#### [Text provided]
______________________________
Those look like something my wife would like. Thanks for posting the link.

As far as the advice question, who knows, but maybe some women need haircut advice from someone other than their female friends.


----------



## kizmit10 (Mar 28, 2006)

Baggies look great, but it seems that even most of the companies that make women's gear don't make much for us plus sized ladies. The sizes offered by Halot and she beast are both too small for me (especially since I have larger thighs) OR, the cut them really short and I like shorts that go to my knees. I'm basically a size 18. Anyone have an suggestions?


----------



## mtbchick (Aug 16, 2004)

Cannondale Singletrack Shorts (These shorts tend to be larger than the normal cannondale shorts.

or

Terry Bicycles Plus

SheBeest is working on plus sizes...

AND- wear your favorite lycra shorts under whatever baggies you find. i almost never like the fit or chamois of the baggies, and wind up wearing a high end pair of shorts under my baggies.

I like baggies.


----------



## georgezilla (Sep 28, 2005)

i have 2 pairs of oakley shorts (2.2 is the model, i believe) and i love them! they are super comfy, dont bind anywhere and have an awesome built in chamois. i've spent long days in the saddle with these and no problems!
i also have a pair of spectrum techwear mistress shorts. these are awesome!! i put a pair of pearl izumi liners under them and can ride forever! the material is ultra lightweight, quick drying and have pockets like regular pants. 
i used to have a couple pairs of fox shorts but they are pale in comparison and have found their way to the back of the closet. the liners were thin and the elastic in the waist was too tight. the oakleys have more of a relaxed elastic waist with a small nylon belt and the spectrums have a zipper fly and two snaps. there is no elastic in the spectrums at all! its just like wearing a pair of board shorts


----------



## LadyDi (Apr 17, 2005)

Heck, yeah! Try _Terry Precision Cycling._ Lots of plus options. Their skorts are nice too.

Don't feel limited to women's clothing! I discovered that men's shorts give me the length & features I want. My favorites are Fox Epics. The Fox liner kinda sucks, but you can remove it and wear the shell over your favorite lycra shorts.

Another option would be stretchy knee-length capri's perhaps a size up from your normal size (for comfort & flex). Again, check Terry or Athleta. The capris don't have to be cycling-specific, but shoot for stretchy "wicking" fabric and be sure to wear padded liners or lycra shorts underneath.

One more option-- I have a favorite pair of loose "board shorts" that I team with lycra. The combination equals very comfortable, improvised baggies. You can find all sorts of wild colors, too. Happy Shopping!


----------



## connie (Mar 16, 2004)

I tend to get spandex snagged on the saddle more than good baggies. Yes, if you have really loose baggies or something with leg openings that are too big, it can get caught, but with a good fitting pair, they're better than spandex IMO. The material doesn't stretch so much and therefore slides over the saddle instead of getting snagged and stretching. 

I have some new PI baggies that are really nice, and some Oakleys that are also really well designed. And I also find when I ride in spandex that I really miss the pockets for storing clif bloks or gels or whatever. Getting into your pack is more of a hassle and the less hassle = the more frequently I eat a bite, which keeps me energized through the ride.
______________________________
#### [Provided material]
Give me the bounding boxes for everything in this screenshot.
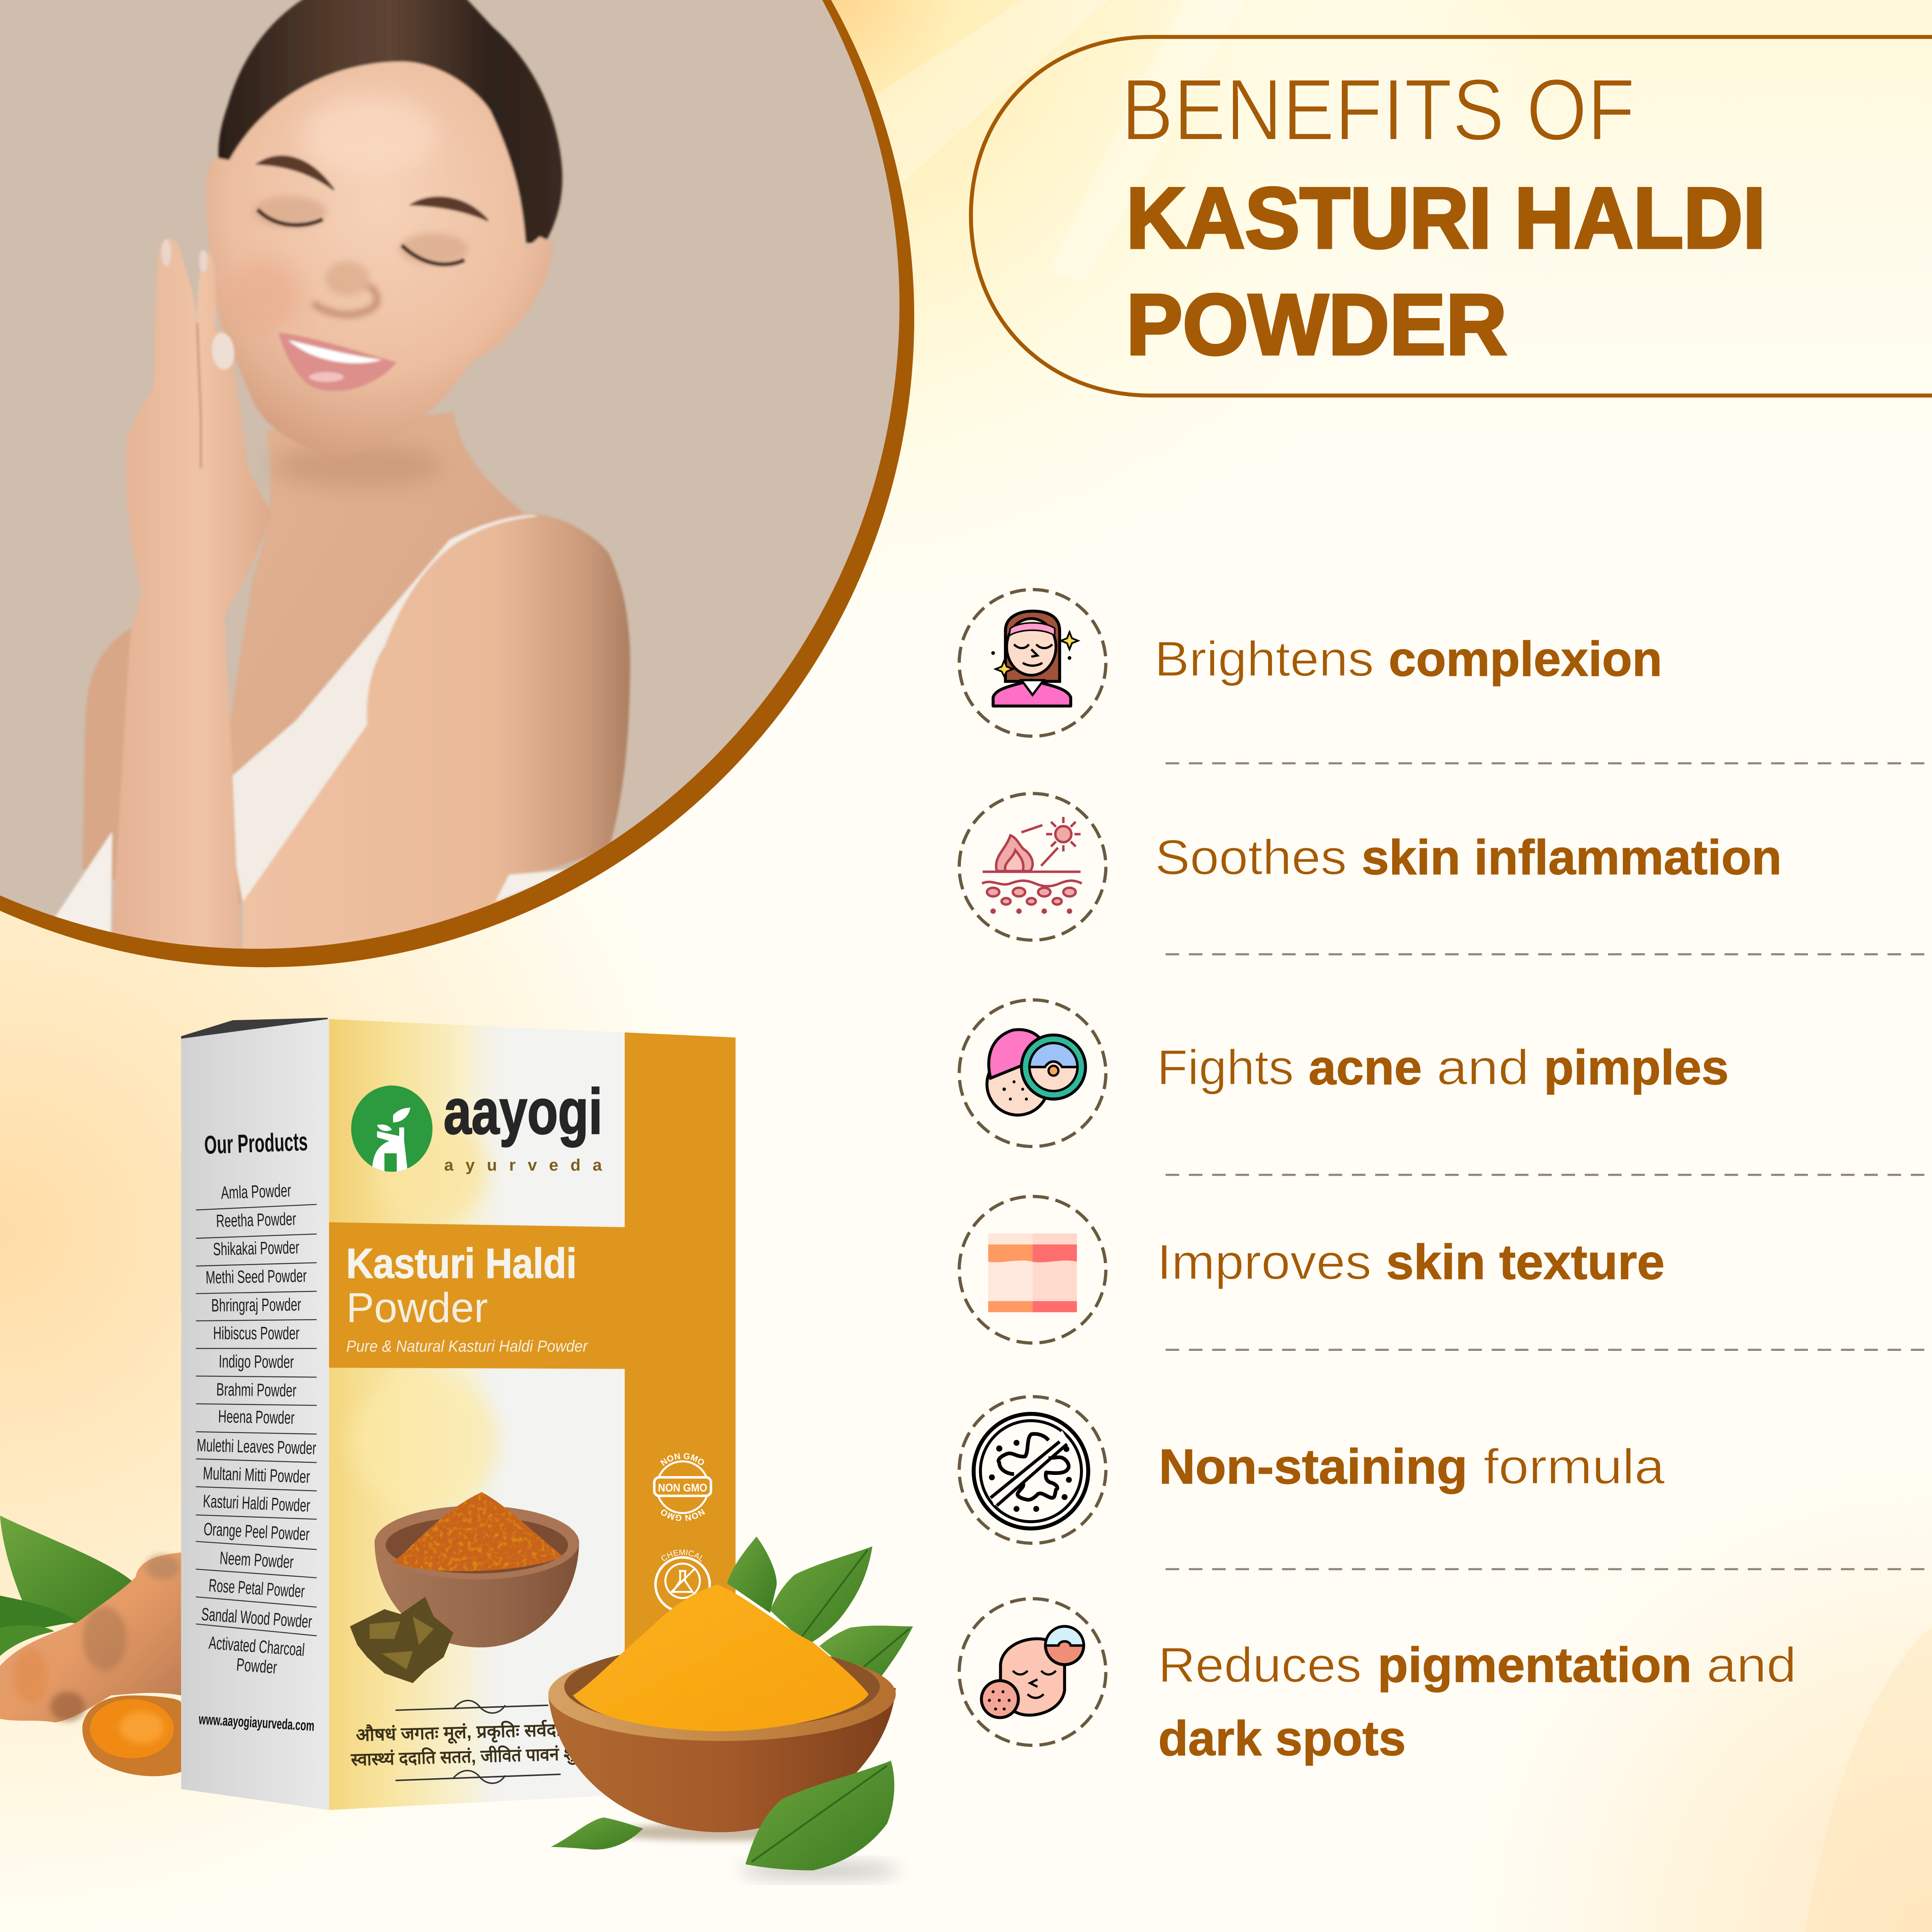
______________________________
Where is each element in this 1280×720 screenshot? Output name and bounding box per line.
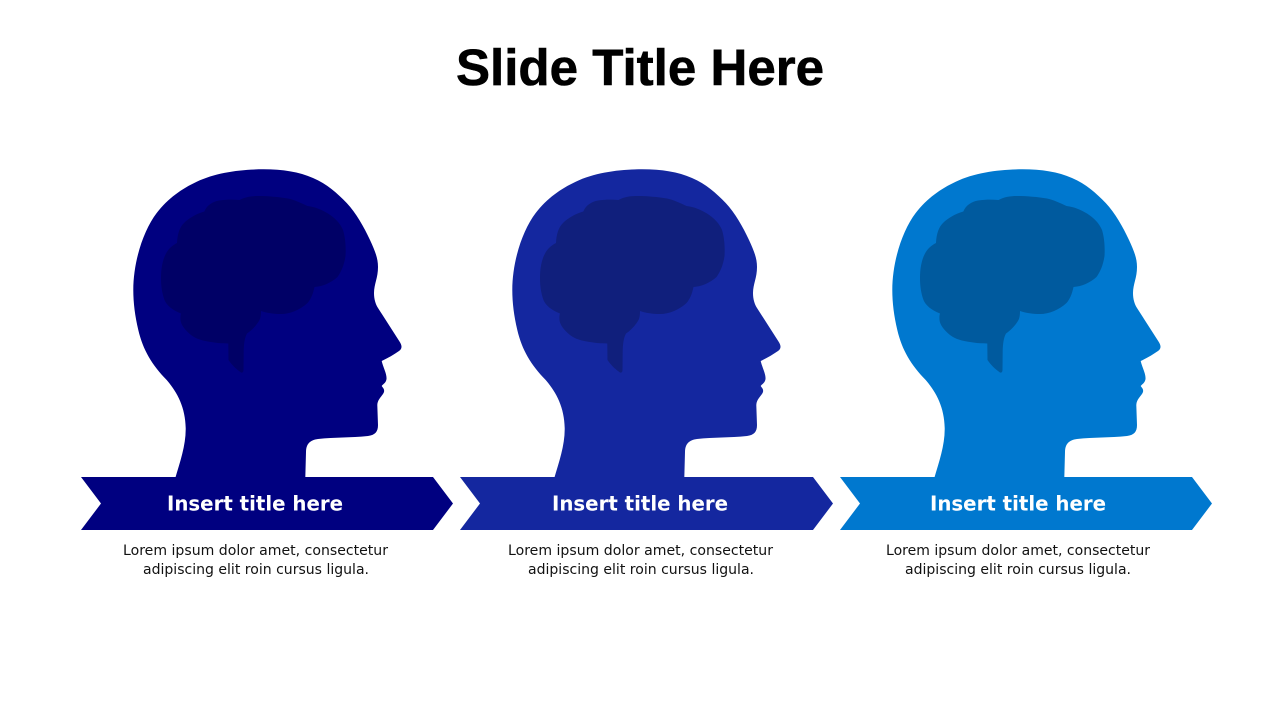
______________________________
#### [Problem description]
Could you write what comes next in the forum thread about women's baggy cycling shorts, continuing after its last sentence? None of the material has any bearing on this.

#### [Answer to this problem]
----------



## racerzero (Jan 4, 2004)

A guy here. Lately I've been buying boardshorts. Especially Oakeys. I wear lycra shorts under them. 

Boardshorts have to designed with a lot of sitting on the board waiting waves which mimics the bike riding position. 

Lots of women specific boardshorts to choose from.


----------



## kizmit10 (Mar 28, 2006)

I'll have to look at board shorts. I wear men's spandex shorts/bibs all the time, but again with baggies, my thighs don't fit, even in XXL. Its a problem for me with clothes period, even if the waist fits, the thigh is often tight unless its a really relaxed cut. The Terry's look OK, but not as cool as some other brands.....I guess I'll keep looking.


----------



## CycleMainiac (Jan 12, 2004)

I never found an all in one baggy I like either.

Most recently www.steepandcheap.com has had some Oakley shorts and many friends have them and love them. I don't. The elastic on the thighs is too tight and he waist is too loose. No elastic or string but two snap positions. No matter what theres a draft down my behind since there is no elastic and I spend the whole riding trying to pull my shirt down.

I have several baggies I wear pretty often but all have had the inner padded short cut out and used with nice Perl shorts.

I used to wear only lycra when I was training and racing all the time, but since I stopped that I prefer the baggies. And since mine are not attached I can get out of the inner short ASAP after a ride and slide the outers back on for the ride home, or hanging out, or stopping to eat with friends after a great long ride.


----------



## Julie (Jul 26, 2005)

I love the 2007 Specialized Enduro shorts for women.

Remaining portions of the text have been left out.